WHAT YOU WILL DO
Count every line where "color" occurs. Give the total alone.
___
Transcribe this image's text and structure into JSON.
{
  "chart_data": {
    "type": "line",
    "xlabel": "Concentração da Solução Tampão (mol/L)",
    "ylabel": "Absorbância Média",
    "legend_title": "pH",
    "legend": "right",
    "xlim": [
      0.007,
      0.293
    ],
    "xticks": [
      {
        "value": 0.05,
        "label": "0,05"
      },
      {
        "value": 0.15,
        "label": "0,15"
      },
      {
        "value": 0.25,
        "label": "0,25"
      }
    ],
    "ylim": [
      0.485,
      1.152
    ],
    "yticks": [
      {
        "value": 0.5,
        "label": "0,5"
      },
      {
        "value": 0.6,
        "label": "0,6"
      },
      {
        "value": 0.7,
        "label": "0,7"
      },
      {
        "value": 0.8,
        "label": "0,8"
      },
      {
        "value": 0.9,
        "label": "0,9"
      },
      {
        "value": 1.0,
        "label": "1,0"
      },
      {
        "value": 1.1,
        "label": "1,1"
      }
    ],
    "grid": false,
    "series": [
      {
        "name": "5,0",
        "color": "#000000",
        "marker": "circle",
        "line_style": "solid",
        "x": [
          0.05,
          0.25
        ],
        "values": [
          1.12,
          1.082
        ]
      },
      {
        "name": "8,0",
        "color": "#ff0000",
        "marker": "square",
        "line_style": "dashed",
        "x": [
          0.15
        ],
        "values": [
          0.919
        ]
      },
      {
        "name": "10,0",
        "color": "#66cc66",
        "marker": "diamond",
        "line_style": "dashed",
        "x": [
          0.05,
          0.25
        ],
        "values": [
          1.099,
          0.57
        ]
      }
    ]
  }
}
___
THE SOLUTION
3